START Study text

The goal of most constraints is to produce a Windows object through operations on profiles and activity instances. This is a conceptual guide to what they represent.

Profiles

Profiles represent functions over time to a specific type, and usually come from mission model resources. For example, a "mission phase" resource might be simulated by the mission model and exposed to the constraints with intervals of time labelled as cruise, edl, and surface; a "battery charge" resource could be represented as a real number between 0 and 1 that varies with activities; etc. These resources can be referenced by calling Discrete.Resource("mission phase") or Real.Resource("battery charge") in the constraint, allowing you to transform them and do comparisons.

Real profiles are for integers and floating point numbers, and provide methods for some basic math operations like addition and derivatives. Discrete profiles are for everything else, like strings or objects.

Profiles can have gaps, or intervals where the value is unknown. This comes up most often when dealing with external datasets. In most cases it is best to apply a default value to a profile's gaps ASAP using the profile.assignGaps(defaultValue) method.

Windows

Windows are like a boolean profile, augmented with some extra functionality. For many constraints, the final result is a Windows object, which tells Aerie what times are violations of the constraint. true means the state is nominal and false means the state is a violation. This means that you should describe the conditions you want to happen, not the conditions you don’t want to happen.

There are a few ways to calculate a Windows object from profiles, and many operations that can be done on them; including the traditional boolean and, or, and not. These are all in the API documentation. Like all profiles, Windows can have gaps too. However, some operations (such as converting to Spans or splitting segments) are not possible on gaps, so you'll be required to apply a default value using windows.assignGaps(boolean).

You can directly return your Windows object from the constraint function, and it will be automatically converted in to a Constraint object.

END Study text
START Dataset

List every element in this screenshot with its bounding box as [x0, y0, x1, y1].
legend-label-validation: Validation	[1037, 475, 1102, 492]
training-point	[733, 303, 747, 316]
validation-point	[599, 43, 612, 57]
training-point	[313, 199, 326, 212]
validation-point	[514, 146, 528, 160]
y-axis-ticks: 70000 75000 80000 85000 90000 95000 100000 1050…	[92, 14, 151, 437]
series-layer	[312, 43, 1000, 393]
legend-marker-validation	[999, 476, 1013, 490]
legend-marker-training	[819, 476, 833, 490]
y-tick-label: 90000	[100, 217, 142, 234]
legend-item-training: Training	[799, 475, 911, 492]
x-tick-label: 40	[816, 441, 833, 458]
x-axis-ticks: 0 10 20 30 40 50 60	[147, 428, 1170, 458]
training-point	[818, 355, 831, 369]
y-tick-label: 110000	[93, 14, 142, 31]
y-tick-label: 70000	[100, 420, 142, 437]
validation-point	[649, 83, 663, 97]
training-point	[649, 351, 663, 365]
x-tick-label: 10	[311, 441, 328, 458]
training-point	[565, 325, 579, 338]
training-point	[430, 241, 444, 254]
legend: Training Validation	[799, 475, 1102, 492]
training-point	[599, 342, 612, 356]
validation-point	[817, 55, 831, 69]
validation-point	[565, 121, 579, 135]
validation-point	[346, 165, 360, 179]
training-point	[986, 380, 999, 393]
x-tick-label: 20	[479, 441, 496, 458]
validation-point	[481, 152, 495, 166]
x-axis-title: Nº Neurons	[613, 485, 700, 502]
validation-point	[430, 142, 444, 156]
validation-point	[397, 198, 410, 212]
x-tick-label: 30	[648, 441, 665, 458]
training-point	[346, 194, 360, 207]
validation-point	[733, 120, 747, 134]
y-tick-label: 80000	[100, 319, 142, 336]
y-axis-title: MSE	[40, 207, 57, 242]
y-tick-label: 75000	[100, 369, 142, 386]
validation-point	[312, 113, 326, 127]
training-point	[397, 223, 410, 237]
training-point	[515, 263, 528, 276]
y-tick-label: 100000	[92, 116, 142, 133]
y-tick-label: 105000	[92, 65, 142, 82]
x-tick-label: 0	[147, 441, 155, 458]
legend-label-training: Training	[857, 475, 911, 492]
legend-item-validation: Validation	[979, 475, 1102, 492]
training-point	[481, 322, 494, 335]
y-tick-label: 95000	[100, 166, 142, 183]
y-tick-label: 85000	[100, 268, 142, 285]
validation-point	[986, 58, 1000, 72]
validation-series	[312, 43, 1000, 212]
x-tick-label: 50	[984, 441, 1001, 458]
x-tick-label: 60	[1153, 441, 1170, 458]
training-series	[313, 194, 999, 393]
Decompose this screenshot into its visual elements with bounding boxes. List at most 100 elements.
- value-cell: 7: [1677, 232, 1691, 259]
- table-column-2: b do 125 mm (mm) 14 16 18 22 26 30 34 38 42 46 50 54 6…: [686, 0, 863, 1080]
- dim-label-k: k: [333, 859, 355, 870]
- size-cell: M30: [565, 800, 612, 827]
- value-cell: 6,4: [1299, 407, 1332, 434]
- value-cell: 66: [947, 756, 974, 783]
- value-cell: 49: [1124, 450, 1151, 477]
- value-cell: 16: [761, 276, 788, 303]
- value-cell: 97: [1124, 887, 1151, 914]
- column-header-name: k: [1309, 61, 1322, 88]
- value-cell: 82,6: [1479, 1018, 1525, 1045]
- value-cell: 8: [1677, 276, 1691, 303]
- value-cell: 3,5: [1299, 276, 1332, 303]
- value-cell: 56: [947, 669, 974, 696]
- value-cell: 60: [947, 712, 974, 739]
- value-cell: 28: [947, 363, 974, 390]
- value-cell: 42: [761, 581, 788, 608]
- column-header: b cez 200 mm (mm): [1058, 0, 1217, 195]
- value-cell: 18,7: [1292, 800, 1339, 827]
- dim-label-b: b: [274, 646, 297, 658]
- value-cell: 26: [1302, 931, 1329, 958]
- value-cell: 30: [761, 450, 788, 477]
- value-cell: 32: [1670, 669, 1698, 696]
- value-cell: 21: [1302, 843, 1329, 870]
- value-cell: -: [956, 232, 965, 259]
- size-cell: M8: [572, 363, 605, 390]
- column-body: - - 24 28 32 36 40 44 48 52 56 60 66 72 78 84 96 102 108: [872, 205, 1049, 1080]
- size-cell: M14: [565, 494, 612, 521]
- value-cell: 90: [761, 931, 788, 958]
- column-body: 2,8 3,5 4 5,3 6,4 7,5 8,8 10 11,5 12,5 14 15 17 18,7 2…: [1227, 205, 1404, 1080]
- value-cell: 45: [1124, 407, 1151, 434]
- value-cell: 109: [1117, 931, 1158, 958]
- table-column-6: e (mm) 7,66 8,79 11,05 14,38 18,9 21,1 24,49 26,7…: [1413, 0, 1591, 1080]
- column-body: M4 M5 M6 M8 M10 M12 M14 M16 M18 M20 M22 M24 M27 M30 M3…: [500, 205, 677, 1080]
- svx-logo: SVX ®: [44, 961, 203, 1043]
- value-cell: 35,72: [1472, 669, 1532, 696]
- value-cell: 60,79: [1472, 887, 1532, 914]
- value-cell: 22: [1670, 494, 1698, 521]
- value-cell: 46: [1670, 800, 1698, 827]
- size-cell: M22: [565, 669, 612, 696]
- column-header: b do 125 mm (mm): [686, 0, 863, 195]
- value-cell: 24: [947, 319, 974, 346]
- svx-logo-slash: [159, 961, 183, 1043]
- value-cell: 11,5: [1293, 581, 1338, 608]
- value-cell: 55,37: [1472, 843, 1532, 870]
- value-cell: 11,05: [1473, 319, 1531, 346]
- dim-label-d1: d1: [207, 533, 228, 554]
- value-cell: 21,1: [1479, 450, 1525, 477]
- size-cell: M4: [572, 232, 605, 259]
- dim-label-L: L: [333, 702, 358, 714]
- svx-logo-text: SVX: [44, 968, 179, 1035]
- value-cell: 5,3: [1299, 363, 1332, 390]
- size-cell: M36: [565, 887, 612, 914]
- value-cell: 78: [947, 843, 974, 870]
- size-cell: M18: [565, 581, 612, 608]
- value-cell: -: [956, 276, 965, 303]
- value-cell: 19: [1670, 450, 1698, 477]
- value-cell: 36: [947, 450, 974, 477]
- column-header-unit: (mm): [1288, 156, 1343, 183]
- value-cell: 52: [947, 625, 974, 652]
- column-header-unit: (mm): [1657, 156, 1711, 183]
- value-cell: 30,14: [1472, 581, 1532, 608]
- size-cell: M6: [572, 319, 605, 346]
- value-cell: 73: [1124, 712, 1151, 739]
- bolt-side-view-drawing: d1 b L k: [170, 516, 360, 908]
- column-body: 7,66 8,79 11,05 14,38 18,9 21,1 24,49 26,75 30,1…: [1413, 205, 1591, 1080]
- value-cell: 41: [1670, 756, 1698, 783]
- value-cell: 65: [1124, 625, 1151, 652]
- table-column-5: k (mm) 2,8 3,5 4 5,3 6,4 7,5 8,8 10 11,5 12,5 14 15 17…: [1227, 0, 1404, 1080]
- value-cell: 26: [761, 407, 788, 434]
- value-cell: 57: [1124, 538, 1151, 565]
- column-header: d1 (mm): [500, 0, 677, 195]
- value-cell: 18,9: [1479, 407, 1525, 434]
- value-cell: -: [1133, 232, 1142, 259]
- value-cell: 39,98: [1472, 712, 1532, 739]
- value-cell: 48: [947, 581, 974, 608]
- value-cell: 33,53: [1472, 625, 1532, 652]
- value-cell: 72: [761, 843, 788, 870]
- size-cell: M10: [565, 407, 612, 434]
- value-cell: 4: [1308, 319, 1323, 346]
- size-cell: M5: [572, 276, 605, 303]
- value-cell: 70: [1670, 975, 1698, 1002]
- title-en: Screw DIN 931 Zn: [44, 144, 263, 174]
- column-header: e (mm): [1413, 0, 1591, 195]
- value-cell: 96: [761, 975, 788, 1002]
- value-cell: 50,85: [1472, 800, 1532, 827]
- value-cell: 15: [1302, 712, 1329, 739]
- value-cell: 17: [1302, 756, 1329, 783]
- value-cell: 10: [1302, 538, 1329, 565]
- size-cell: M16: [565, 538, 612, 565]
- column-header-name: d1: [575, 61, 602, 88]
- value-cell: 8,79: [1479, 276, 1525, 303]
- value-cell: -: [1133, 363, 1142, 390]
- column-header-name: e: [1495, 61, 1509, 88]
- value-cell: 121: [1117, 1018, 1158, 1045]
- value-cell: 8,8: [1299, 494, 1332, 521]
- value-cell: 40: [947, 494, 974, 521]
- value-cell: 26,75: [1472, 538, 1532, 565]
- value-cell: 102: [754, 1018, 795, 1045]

END Dataset

* _About this exercise_: Reproduce word for word the stretch of the constraints guide from "Real profiles are" through "strings or objects.".

* _Result below_:
Real profiles are for integers and floating point numbers, and provide methods for some basic math operations like addition and derivatives. Discrete profiles are for everything else, like strings or objects.